▶ Directions
Transcribe the listing verbatim. Do not carry over any pictures.

Data entries
========
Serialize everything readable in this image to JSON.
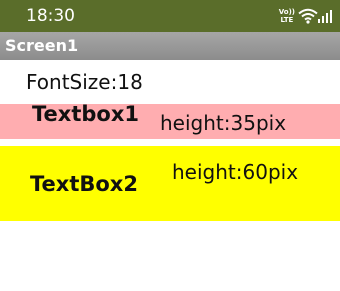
{
  "status_bar": {
    "time": "18:30",
    "volte_line1": "Vo))",
    "volte_line2": "LTE",
    "icons": [
      "volte-lte-icon",
      "wifi-icon",
      "signal-icon"
    ],
    "background": "#5a6d2a"
  },
  "title_bar": {
    "title": "Screen1"
  },
  "content": {
    "fontsize_label": "FontSize:18",
    "textbox1": {
      "text": "Textbox1",
      "height_label": "height:35pix",
      "background": "#ffadb0"
    },
    "textbox2": {
      "text": "TextBox2",
      "height_label": "height:60pix",
      "background": "#ffff00"
    }
  }
}
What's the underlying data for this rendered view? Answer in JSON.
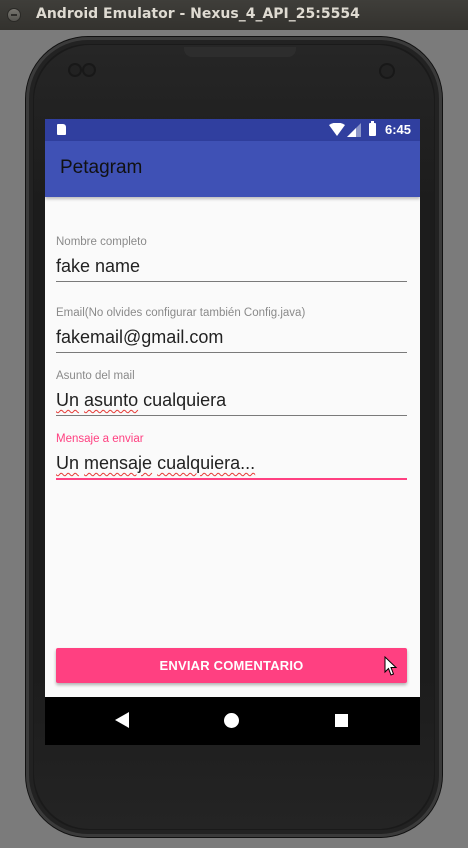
{
  "window": {
    "title": "Android Emulator - Nexus_4_API_25:5554"
  },
  "statusbar": {
    "time": "6:45"
  },
  "app": {
    "title": "Petagram"
  },
  "form": {
    "name": {
      "label": "Nombre completo",
      "value": "fake name"
    },
    "email": {
      "label": "Email(No olvides configurar también Config.java)",
      "value": "fakemail@gmail.com"
    },
    "subject": {
      "label": "Asunto del mail",
      "words": [
        "Un",
        "asunto",
        "cualquiera"
      ]
    },
    "message": {
      "label": "Mensaje a enviar",
      "words": [
        "Un",
        "mensaje",
        "cualquiera..."
      ]
    }
  },
  "button": {
    "label": "ENVIAR COMENTARIO"
  },
  "colors": {
    "primary": "#3f51b5",
    "primary_dark": "#303f9f",
    "accent": "#ff4081"
  },
  "icons": {
    "status": [
      "sd-card-icon",
      "wifi-icon",
      "signal-icon",
      "battery-icon"
    ],
    "nav": [
      "back-icon",
      "home-icon",
      "recents-icon"
    ]
  }
}
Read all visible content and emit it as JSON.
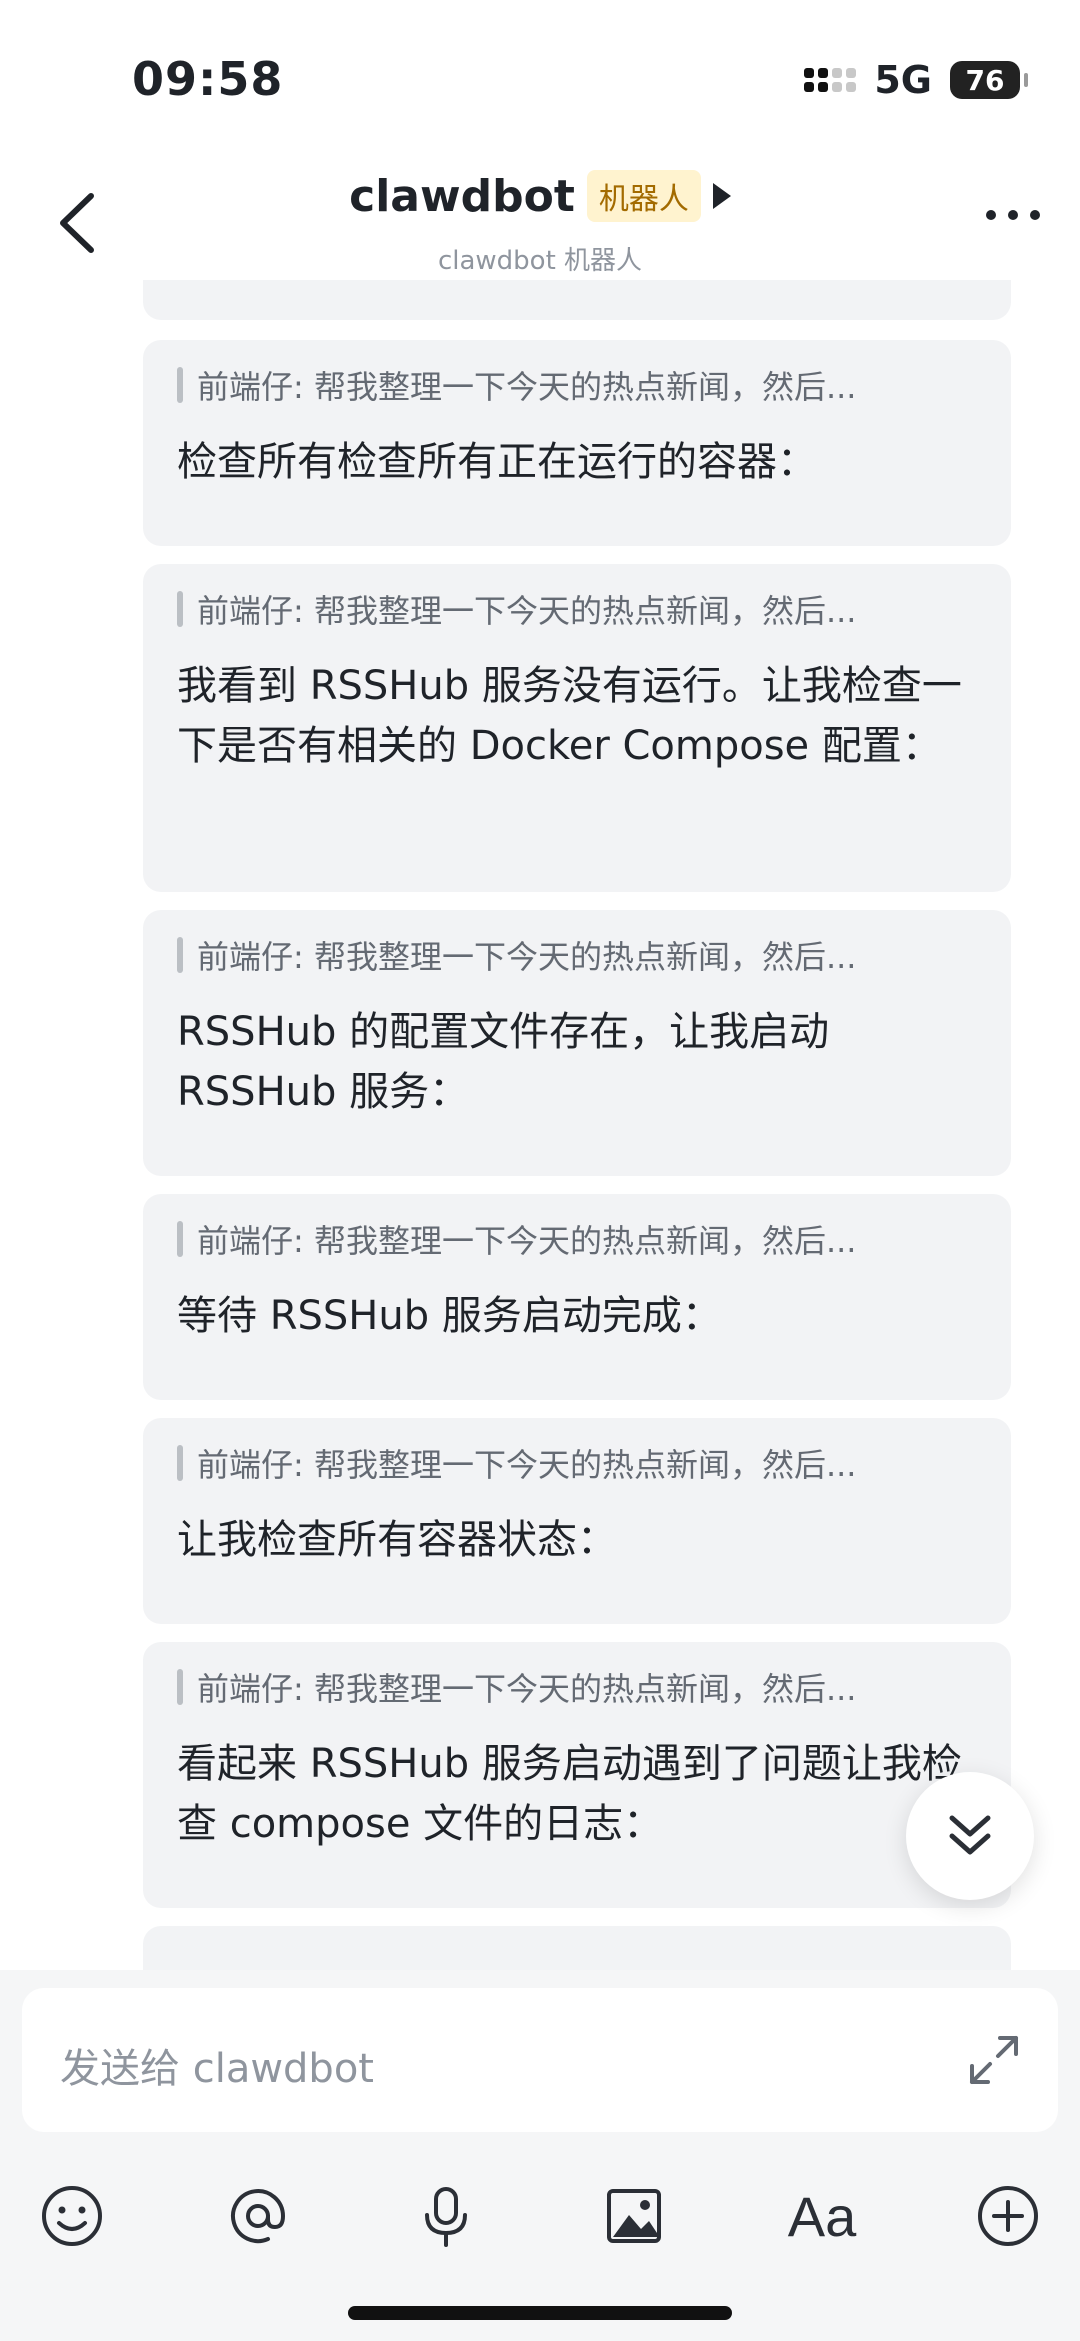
{
  "status": {
    "time": "09:58",
    "network": "5G",
    "battery": "76"
  },
  "header": {
    "title": "clawdbot",
    "badge": "机器人",
    "subtitle": "clawdbot 机器人"
  },
  "messages": [
    {
      "quote": "前端仔: 帮我整理一下今天的热点新闻，然后...",
      "text": "检查所有检查所有正在运行的容器："
    },
    {
      "quote": "前端仔: 帮我整理一下今天的热点新闻，然后...",
      "text": "我看到 RSSHub 服务没有运行。让我检查一下是否有相关的 Docker Compose 配置："
    },
    {
      "quote": "前端仔: 帮我整理一下今天的热点新闻，然后...",
      "text": "RSSHub 的配置文件存在，让我启动 RSSHub 服务："
    },
    {
      "quote": "前端仔: 帮我整理一下今天的热点新闻，然后...",
      "text": "等待 RSSHub 服务启动完成："
    },
    {
      "quote": "前端仔: 帮我整理一下今天的热点新闻，然后...",
      "text": "让我检查所有容器状态："
    },
    {
      "quote": "前端仔: 帮我整理一下今天的热点新闻，然后...",
      "text": "看起来 RSSHub 服务启动遇到了问题让我检查 compose 文件的日志："
    }
  ],
  "composer": {
    "placeholder": "发送给 clawdbot",
    "font_label": "Aa"
  },
  "icons": [
    "back-chevron-icon",
    "more-icon",
    "double-chevron-down-icon",
    "expand-icon",
    "emoji-icon",
    "at-icon",
    "microphone-icon",
    "image-icon",
    "font-icon",
    "add-icon"
  ]
}
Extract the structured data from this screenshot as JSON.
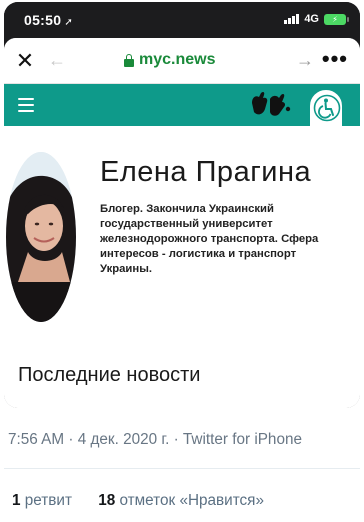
{
  "status_bar": {
    "time": "05:50",
    "network": "4G",
    "battery": "⚡"
  },
  "browser": {
    "url": "myc.news"
  },
  "site_header": {
    "accent_color": "#0e9a8a"
  },
  "author": {
    "name": "Елена Прагина",
    "bio": "Блогер. Закончила Украинский государственный университет железнодорожного транспорта. Сфера интересов - логистика и транспорт Украины."
  },
  "section": {
    "latest_news": "Последние новости"
  },
  "tweet": {
    "meta": "7:56 AM · 4 дек. 2020 г. · Twitter for iPhone",
    "retweets_count": "1",
    "retweets_label": "ретвит",
    "likes_count": "18",
    "likes_label": "отметок «Нравится»"
  }
}
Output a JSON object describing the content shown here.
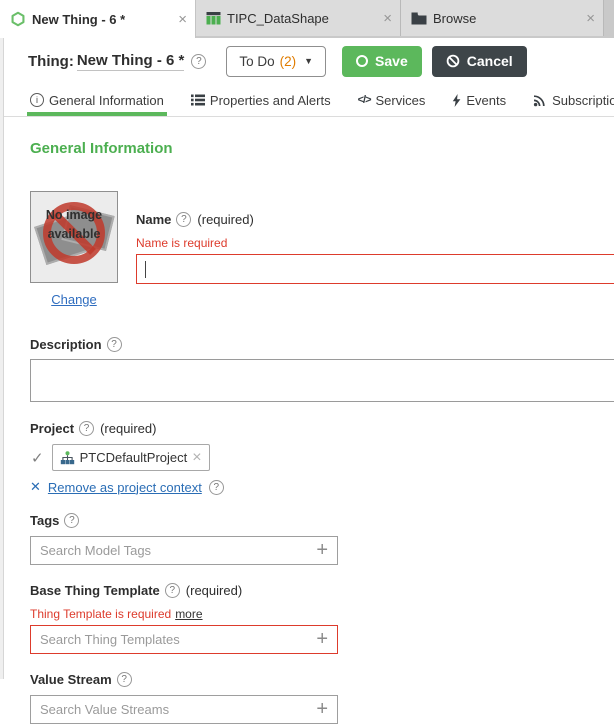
{
  "colors": {
    "accent_green": "#5cb85c",
    "heading_green": "#4caf50",
    "error_red": "#dd3b2c",
    "link_blue": "#2a6db5",
    "todo_orange": "#e07c00",
    "cancel_dark": "#3e4549"
  },
  "icons": {
    "help": "?",
    "close": "×",
    "plus": "+",
    "check": "✓",
    "remove_x": "✕",
    "caret_down": "▼",
    "code": "</>",
    "info": "i"
  },
  "window_tabs": [
    {
      "label": "New Thing - 6 *",
      "icon": "thing-hexagon-icon",
      "active": true
    },
    {
      "label": "TIPC_DataShape",
      "icon": "datashape-icon",
      "active": false
    },
    {
      "label": "Browse",
      "icon": "folder-icon",
      "active": false
    }
  ],
  "header": {
    "type_label": "Thing:",
    "name_value": "New Thing - 6 *",
    "todo": {
      "label": "To Do",
      "count": "(2)"
    },
    "save_label": "Save",
    "cancel_label": "Cancel"
  },
  "nav_tabs": [
    {
      "label": "General Information",
      "icon": "info-icon",
      "active": true
    },
    {
      "label": "Properties and Alerts",
      "icon": "list-icon",
      "active": false
    },
    {
      "label": "Services",
      "icon": "code-icon",
      "active": false
    },
    {
      "label": "Events",
      "icon": "bolt-icon",
      "active": false
    },
    {
      "label": "Subscriptions",
      "icon": "subscriptions-icon",
      "active": false
    }
  ],
  "content": {
    "heading": "General Information",
    "image": {
      "placeholder_text": "No image available",
      "change_label": "Change"
    },
    "name": {
      "label": "Name",
      "required_suffix": "(required)",
      "error": "Name is required",
      "value": ""
    },
    "description": {
      "label": "Description",
      "value": ""
    },
    "project": {
      "label": "Project",
      "required_suffix": "(required)",
      "chip_label": "PTCDefaultProject",
      "remove_link": "Remove as project context"
    },
    "tags": {
      "label": "Tags",
      "placeholder": "Search Model Tags",
      "value": ""
    },
    "base_template": {
      "label": "Base Thing Template",
      "required_suffix": "(required)",
      "error": "Thing Template is required",
      "error_more": "more",
      "placeholder": "Search Thing Templates",
      "value": ""
    },
    "value_stream": {
      "label": "Value Stream",
      "placeholder": "Search Value Streams",
      "value": ""
    }
  }
}
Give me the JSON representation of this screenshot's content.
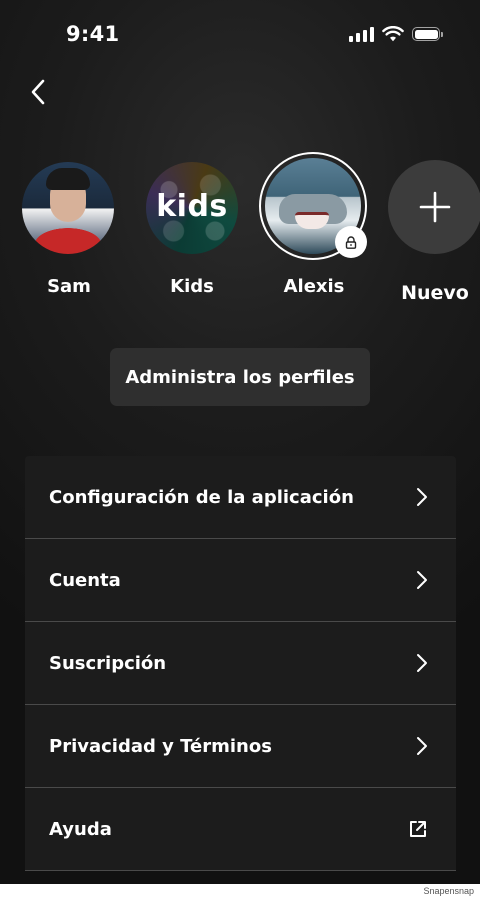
========
▶ Full response
Serialize everything readable in this image to JSON.
{
  "status_bar": {
    "time": "18:30",
    "volte_line1": "Vo))",
    "volte_line2": "LTE",
    "icons": [
      "volte-lte-icon",
      "wifi-icon",
      "signal-icon"
    ],
    "background": "#5a6d2a"
  },
  "title_bar": {
    "title": "Screen1"
  },
  "content": {
    "fontsize_label": "FontSize:18",
    "textbox1": {
      "text": "Textbox1",
      "height_label": "height:35pix",
      "background": "#ffadb0"
    },
    "textbox2": {
      "text": "TextBox2",
      "height_label": "height:60pix",
      "background": "#ffff00"
    }
  }
}
What's the underlying data for this rendered view? Answer in JSON.
{
  "window": {
    "title": "Android Emulator - Nexus_4_API_25:5554"
  },
  "statusbar": {
    "time": "6:45"
  },
  "app": {
    "title": "Petagram"
  },
  "form": {
    "name": {
      "label": "Nombre completo",
      "value": "fake name"
    },
    "email": {
      "label": "Email(No olvides configurar también Config.java)",
      "value": "fakemail@gmail.com"
    },
    "subject": {
      "label": "Asunto del mail",
      "words": [
        "Un",
        "asunto",
        "cualquiera"
      ]
    },
    "message": {
      "label": "Mensaje a enviar",
      "words": [
        "Un",
        "mensaje",
        "cualquiera..."
      ]
    }
  },
  "button": {
    "label": "ENVIAR COMENTARIO"
  },
  "colors": {
    "primary": "#3f51b5",
    "primary_dark": "#303f9f",
    "accent": "#ff4081"
  },
  "icons": {
    "status": [
      "sd-card-icon",
      "wifi-icon",
      "signal-icon",
      "battery-icon"
    ],
    "nav": [
      "back-icon",
      "home-icon",
      "recents-icon"
    ]
  }
}
Read all visible content and emit it as JSON.
{
  "status": {
    "time": "09:58",
    "network": "5G",
    "battery": "76"
  },
  "header": {
    "title": "clawdbot",
    "badge": "机器人",
    "subtitle": "clawdbot 机器人"
  },
  "messages": [
    {
      "quote": "前端仔: 帮我整理一下今天的热点新闻，然后...",
      "text": "检查所有检查所有正在运行的容器："
    },
    {
      "quote": "前端仔: 帮我整理一下今天的热点新闻，然后...",
      "text": "我看到 RSSHub 服务没有运行。让我检查一下是否有相关的 Docker Compose 配置："
    },
    {
      "quote": "前端仔: 帮我整理一下今天的热点新闻，然后...",
      "text": "RSSHub 的配置文件存在，让我启动 RSSHub 服务："
    },
    {
      "quote": "前端仔: 帮我整理一下今天的热点新闻，然后...",
      "text": "等待 RSSHub 服务启动完成："
    },
    {
      "quote": "前端仔: 帮我整理一下今天的热点新闻，然后...",
      "text": "让我检查所有容器状态："
    },
    {
      "quote": "前端仔: 帮我整理一下今天的热点新闻，然后...",
      "text": "看起来 RSSHub 服务启动遇到了问题让我检查 compose 文件的日志："
    }
  ],
  "composer": {
    "placeholder": "发送给 clawdbot",
    "font_label": "Aa"
  },
  "icons": [
    "back-chevron-icon",
    "more-icon",
    "double-chevron-down-icon",
    "expand-icon",
    "emoji-icon",
    "at-icon",
    "microphone-icon",
    "image-icon",
    "font-icon",
    "add-icon"
  ]
}
Extract the structured data from this screenshot as JSON.
{
  "status_bar": {
    "time": "05:50",
    "network": "4G",
    "battery": "⚡"
  },
  "browser": {
    "url": "myc.news"
  },
  "site_header": {
    "accent_color": "#0e9a8a"
  },
  "author": {
    "name": "Елена Прагина",
    "bio": "Блогер. Закончила Украинский государственный университет железнодорожного транспорта. Сфера интересов - логистика и транспорт Украины."
  },
  "section": {
    "latest_news": "Последние новости"
  },
  "tweet": {
    "meta": "7:56 AM · 4 дек. 2020 г. · Twitter for iPhone",
    "retweets_count": "1",
    "retweets_label": "ретвит",
    "likes_count": "18",
    "likes_label": "отметок «Нравится»"
  }
}
Output a JSON object describing the content shown here.
{
  "colors": {
    "accent_green": "#5cb85c",
    "heading_green": "#4caf50",
    "error_red": "#dd3b2c",
    "link_blue": "#2a6db5",
    "todo_orange": "#e07c00",
    "cancel_dark": "#3e4549"
  },
  "icons": {
    "help": "?",
    "close": "×",
    "plus": "+",
    "check": "✓",
    "remove_x": "✕",
    "caret_down": "▼",
    "code": "</>",
    "info": "i"
  },
  "window_tabs": [
    {
      "label": "New Thing - 6 *",
      "icon": "thing-hexagon-icon",
      "active": true
    },
    {
      "label": "TIPC_DataShape",
      "icon": "datashape-icon",
      "active": false
    },
    {
      "label": "Browse",
      "icon": "folder-icon",
      "active": false
    }
  ],
  "header": {
    "type_label": "Thing:",
    "name_value": "New Thing - 6 *",
    "todo": {
      "label": "To Do",
      "count": "(2)"
    },
    "save_label": "Save",
    "cancel_label": "Cancel"
  },
  "nav_tabs": [
    {
      "label": "General Information",
      "icon": "info-icon",
      "active": true
    },
    {
      "label": "Properties and Alerts",
      "icon": "list-icon",
      "active": false
    },
    {
      "label": "Services",
      "icon": "code-icon",
      "active": false
    },
    {
      "label": "Events",
      "icon": "bolt-icon",
      "active": false
    },
    {
      "label": "Subscriptions",
      "icon": "subscriptions-icon",
      "active": false
    }
  ],
  "content": {
    "heading": "General Information",
    "image": {
      "placeholder_text": "No image available",
      "change_label": "Change"
    },
    "name": {
      "label": "Name",
      "required_suffix": "(required)",
      "error": "Name is required",
      "value": ""
    },
    "description": {
      "label": "Description",
      "value": ""
    },
    "project": {
      "label": "Project",
      "required_suffix": "(required)",
      "chip_label": "PTCDefaultProject",
      "remove_link": "Remove as project context"
    },
    "tags": {
      "label": "Tags",
      "placeholder": "Search Model Tags",
      "value": ""
    },
    "base_template": {
      "label": "Base Thing Template",
      "required_suffix": "(required)",
      "error": "Thing Template is required",
      "error_more": "more",
      "placeholder": "Search Thing Templates",
      "value": ""
    },
    "value_stream": {
      "label": "Value Stream",
      "placeholder": "Search Value Streams",
      "value": ""
    }
  }
}
Give me the JSON representation of this screenshot's content.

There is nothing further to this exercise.